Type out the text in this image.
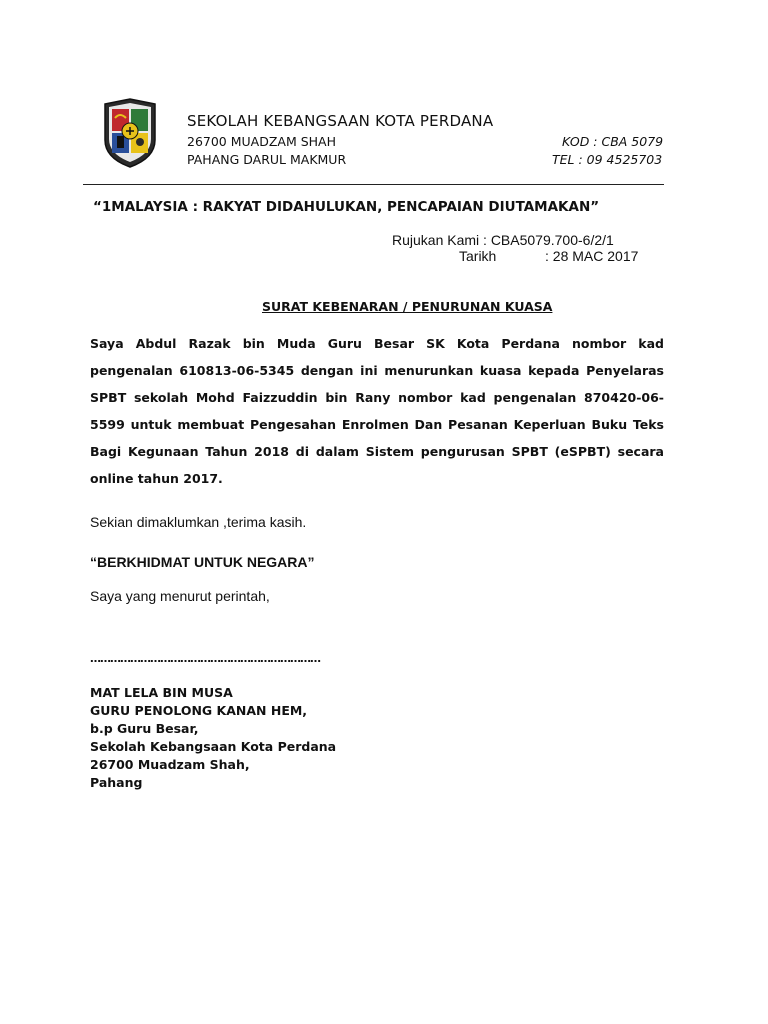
SEKOLAH KEBANGSAAN KOTA PERDANA
26700 MUADZAM SHAH
PAHANG DARUL MAKMUR
KOD : CBA 5079
TEL : 09 4525703
“1MALAYSIA : RAKYAT DIDAHULUKAN, PENCAPAIAN DIUTAMAKAN”
Rujukan Kami : CBA5079.700-6/2/1
Tarikh	: 28 MAC 2017
SURAT KEBENARAN / PENURUNAN KUASA

Saya Abdul Razak bin Muda Guru Besar SK Kota Perdana nombor kad pengenalan 610813-06-5345 dengan ini menurunkan kuasa kepada Penyelaras SPBT sekolah Mohd Faizzuddin bin Rany nombor kad pengenalan 870420-06-5599 untuk membuat Pengesahan Enrolmen Dan Pesanan Keperluan Buku Teks Bagi Kegunaan Tahun 2018 di dalam Sistem pengurusan SPBT (eSPBT) secara online tahun 2017.

Sekian dimaklumkan ,terima kasih.
“BERKHIDMAT UNTUK NEGARA”
Saya yang menurut perintah,
……………………………………………………………
MAT LELA BIN MUSA
GURU PENOLONG KANAN HEM,
b.p Guru Besar,
Sekolah Kebangsaan Kota Perdana
26700 Muadzam Shah,
Pahang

○ ○ ○ ○ ○

Request: Pick out the lines that contain "Saya" and copy them.

The reply:
Saya Abdul Razak bin Muda Guru Besar SK Kota Perdana nombor kad pengenalan 610813-06-5345 dengan ini menurunkan kuasa kepada Penyelaras SPBT sekolah Mohd Faizzuddin bin Rany nombor kad pengenalan 870420-06-5599 untuk membuat Pengesahan Enrolmen Dan Pesanan Keperluan Buku Teks Bagi Kegunaan Tahun 2018 di dalam Sistem pengurusan SPBT (eSPBT) secara online tahun 2017.
Saya yang menurut perintah,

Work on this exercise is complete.